* Challenge:
Restate the full set of records exactly, word for word.

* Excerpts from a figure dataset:
• • • •
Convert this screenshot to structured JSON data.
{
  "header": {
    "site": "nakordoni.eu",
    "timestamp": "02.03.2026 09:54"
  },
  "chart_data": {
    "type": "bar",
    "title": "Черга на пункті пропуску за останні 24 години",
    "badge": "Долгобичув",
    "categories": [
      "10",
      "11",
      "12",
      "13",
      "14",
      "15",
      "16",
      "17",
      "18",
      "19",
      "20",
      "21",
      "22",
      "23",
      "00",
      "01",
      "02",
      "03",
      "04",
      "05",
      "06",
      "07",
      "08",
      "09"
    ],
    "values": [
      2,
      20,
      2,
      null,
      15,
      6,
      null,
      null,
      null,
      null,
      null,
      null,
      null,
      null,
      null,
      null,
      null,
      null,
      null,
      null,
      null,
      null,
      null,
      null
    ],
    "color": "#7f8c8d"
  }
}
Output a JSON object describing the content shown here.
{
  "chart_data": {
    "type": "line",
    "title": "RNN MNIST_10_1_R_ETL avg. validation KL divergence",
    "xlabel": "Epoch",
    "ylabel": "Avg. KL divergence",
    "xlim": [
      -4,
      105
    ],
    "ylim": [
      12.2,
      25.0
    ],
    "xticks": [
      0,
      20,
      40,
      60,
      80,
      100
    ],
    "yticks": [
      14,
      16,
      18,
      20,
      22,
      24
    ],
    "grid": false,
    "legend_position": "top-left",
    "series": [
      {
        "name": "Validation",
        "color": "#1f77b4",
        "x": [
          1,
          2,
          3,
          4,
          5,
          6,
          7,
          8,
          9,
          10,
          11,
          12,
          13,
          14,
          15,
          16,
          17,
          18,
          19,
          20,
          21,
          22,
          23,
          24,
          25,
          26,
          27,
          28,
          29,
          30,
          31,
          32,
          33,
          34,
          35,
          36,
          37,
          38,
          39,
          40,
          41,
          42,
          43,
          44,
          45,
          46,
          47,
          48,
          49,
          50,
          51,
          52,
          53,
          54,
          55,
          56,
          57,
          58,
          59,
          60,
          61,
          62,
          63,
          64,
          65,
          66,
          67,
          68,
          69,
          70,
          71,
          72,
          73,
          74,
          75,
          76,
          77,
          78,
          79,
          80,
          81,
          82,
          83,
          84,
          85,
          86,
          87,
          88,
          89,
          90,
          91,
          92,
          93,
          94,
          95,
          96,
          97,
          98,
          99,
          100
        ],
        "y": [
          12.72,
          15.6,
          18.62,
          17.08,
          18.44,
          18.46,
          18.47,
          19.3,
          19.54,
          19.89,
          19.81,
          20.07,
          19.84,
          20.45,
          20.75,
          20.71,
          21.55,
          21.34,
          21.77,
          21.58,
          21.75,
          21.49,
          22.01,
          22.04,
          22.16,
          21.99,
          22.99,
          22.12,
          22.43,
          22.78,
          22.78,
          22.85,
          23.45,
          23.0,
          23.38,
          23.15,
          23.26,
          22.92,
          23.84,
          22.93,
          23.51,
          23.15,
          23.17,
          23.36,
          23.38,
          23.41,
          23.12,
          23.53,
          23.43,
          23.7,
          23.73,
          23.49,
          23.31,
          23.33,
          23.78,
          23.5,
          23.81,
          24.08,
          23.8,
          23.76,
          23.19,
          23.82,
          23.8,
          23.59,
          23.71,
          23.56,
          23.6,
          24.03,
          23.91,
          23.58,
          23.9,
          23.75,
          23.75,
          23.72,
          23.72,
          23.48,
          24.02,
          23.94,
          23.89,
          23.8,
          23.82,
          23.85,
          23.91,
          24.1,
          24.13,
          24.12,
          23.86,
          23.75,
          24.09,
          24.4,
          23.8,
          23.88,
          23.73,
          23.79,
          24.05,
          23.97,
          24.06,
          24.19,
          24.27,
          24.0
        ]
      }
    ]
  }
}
• • • •
* Complete response:
Convert this screenshot to structured JSON data.
{
  "header": {
    "site": "nakordoni.eu",
    "timestamp": "02.03.2026 09:54"
  },
  "chart_data": {
    "type": "bar",
    "title": "Черга на пункті пропуску за останні 24 години",
    "badge": "Долгобичув",
    "categories": [
      "10",
      "11",
      "12",
      "13",
      "14",
      "15",
      "16",
      "17",
      "18",
      "19",
      "20",
      "21",
      "22",
      "23",
      "00",
      "01",
      "02",
      "03",
      "04",
      "05",
      "06",
      "07",
      "08",
      "09"
    ],
    "values": [
      2,
      20,
      2,
      null,
      15,
      6,
      null,
      null,
      null,
      null,
      null,
      null,
      null,
      null,
      null,
      null,
      null,
      null,
      null,
      null,
      null,
      null,
      null,
      null
    ],
    "color": "#7f8c8d"
  }
}
Output a JSON object describing the content shown here.
{
  "chart_data": {
    "type": "line",
    "title": "RNN MNIST_10_1_R_ETL avg. validation KL divergence",
    "xlabel": "Epoch",
    "ylabel": "Avg. KL divergence",
    "xlim": [
      -4,
      105
    ],
    "ylim": [
      12.2,
      25.0
    ],
    "xticks": [
      0,
      20,
      40,
      60,
      80,
      100
    ],
    "yticks": [
      14,
      16,
      18,
      20,
      22,
      24
    ],
    "grid": false,
    "legend_position": "top-left",
    "series": [
      {
        "name": "Validation",
        "color": "#1f77b4",
        "x": [
          1,
          2,
          3,
          4,
          5,
          6,
          7,
          8,
          9,
          10,
          11,
          12,
          13,
          14,
          15,
          16,
          17,
          18,
          19,
          20,
          21,
          22,
          23,
          24,
          25,
          26,
          27,
          28,
          29,
          30,
          31,
          32,
          33,
          34,
          35,
          36,
          37,
          38,
          39,
          40,
          41,
          42,
          43,
          44,
          45,
          46,
          47,
          48,
          49,
          50,
          51,
          52,
          53,
          54,
          55,
          56,
          57,
          58,
          59,
          60,
          61,
          62,
          63,
          64,
          65,
          66,
          67,
          68,
          69,
          70,
          71,
          72,
          73,
          74,
          75,
          76,
          77,
          78,
          79,
          80,
          81,
          82,
          83,
          84,
          85,
          86,
          87,
          88,
          89,
          90,
          91,
          92,
          93,
          94,
          95,
          96,
          97,
          98,
          99,
          100
        ],
        "y": [
          12.72,
          15.6,
          18.62,
          17.08,
          18.44,
          18.46,
          18.47,
          19.3,
          19.54,
          19.89,
          19.81,
          20.07,
          19.84,
          20.45,
          20.75,
          20.71,
          21.55,
          21.34,
          21.77,
          21.58,
          21.75,
          21.49,
          22.01,
          22.04,
          22.16,
          21.99,
          22.99,
          22.12,
          22.43,
          22.78,
          22.78,
          22.85,
          23.45,
          23.0,
          23.38,
          23.15,
          23.26,
          22.92,
          23.84,
          22.93,
          23.51,
          23.15,
          23.17,
          23.36,
          23.38,
          23.41,
          23.12,
          23.53,
          23.43,
          23.7,
          23.73,
          23.49,
          23.31,
          23.33,
          23.78,
          23.5,
          23.81,
          24.08,
          23.8,
          23.76,
          23.19,
          23.82,
          23.8,
          23.59,
          23.71,
          23.56,
          23.6,
          24.03,
          23.91,
          23.58,
          23.9,
          23.75,
          23.75,
          23.72,
          23.72,
          23.48,
          24.02,
          23.94,
          23.89,
          23.8,
          23.82,
          23.85,
          23.91,
          24.1,
          24.13,
          24.12,
          23.86,
          23.75,
          24.09,
          24.4,
          23.8,
          23.88,
          23.73,
          23.79,
          24.05,
          23.97,
          24.06,
          24.19,
          24.27,
          24.0
        ]
      }
    ]
  }
}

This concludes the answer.